» **Task prompt**: Compile every line that includes the word "cách".

## Start Data provided

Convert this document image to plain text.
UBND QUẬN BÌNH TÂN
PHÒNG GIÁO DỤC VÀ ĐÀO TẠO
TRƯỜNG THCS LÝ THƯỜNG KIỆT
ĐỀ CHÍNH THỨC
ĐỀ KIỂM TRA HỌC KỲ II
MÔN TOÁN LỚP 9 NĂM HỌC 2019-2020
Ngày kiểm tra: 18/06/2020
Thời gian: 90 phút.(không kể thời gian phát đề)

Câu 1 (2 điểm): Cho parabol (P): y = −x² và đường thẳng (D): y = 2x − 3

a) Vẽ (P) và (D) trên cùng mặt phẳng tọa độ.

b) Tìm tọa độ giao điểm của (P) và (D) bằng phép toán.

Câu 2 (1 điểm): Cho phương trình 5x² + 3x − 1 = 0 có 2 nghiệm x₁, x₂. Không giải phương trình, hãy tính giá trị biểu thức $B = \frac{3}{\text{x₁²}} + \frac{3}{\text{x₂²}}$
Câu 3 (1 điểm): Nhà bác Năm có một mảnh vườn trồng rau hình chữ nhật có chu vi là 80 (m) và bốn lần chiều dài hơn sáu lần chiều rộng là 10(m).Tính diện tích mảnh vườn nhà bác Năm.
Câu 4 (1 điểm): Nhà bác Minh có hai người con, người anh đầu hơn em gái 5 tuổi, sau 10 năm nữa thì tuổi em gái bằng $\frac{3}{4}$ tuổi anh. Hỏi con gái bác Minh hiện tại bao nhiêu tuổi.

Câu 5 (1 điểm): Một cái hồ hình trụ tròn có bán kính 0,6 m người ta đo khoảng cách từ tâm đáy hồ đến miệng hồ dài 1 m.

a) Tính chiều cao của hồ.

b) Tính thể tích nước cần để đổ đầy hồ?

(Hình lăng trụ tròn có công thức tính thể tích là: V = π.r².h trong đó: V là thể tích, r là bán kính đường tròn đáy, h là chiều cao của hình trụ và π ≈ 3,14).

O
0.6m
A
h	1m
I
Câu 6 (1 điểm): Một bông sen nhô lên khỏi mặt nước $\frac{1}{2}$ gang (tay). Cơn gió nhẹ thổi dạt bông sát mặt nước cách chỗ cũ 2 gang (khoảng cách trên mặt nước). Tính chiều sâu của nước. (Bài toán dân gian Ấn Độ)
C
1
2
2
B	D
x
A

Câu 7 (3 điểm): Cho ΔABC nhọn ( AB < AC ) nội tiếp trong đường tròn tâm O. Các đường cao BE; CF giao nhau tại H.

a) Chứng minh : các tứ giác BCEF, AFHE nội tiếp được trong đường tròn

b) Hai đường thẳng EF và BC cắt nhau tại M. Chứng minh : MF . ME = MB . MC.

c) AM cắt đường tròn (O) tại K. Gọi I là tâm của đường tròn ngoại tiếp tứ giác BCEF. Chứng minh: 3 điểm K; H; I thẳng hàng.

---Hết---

## End Data provided

» **The completed task**:
Câu 5 (1 điểm): Một cái hồ hình trụ tròn có bán kính 0,6 m người ta đo khoảng cách từ tâm đáy hồ đến miệng hồ dài 1 m.
Câu 6 (1 điểm): Một bông sen nhô lên khỏi mặt nước $\frac{1}{2}$ gang (tay). Cơn gió nhẹ thổi dạt bông sát mặt nước cách chỗ cũ 2 gang (khoảng cách trên mặt nước). Tính chiều sâu của nước. (Bài toán dân gian Ấn Độ)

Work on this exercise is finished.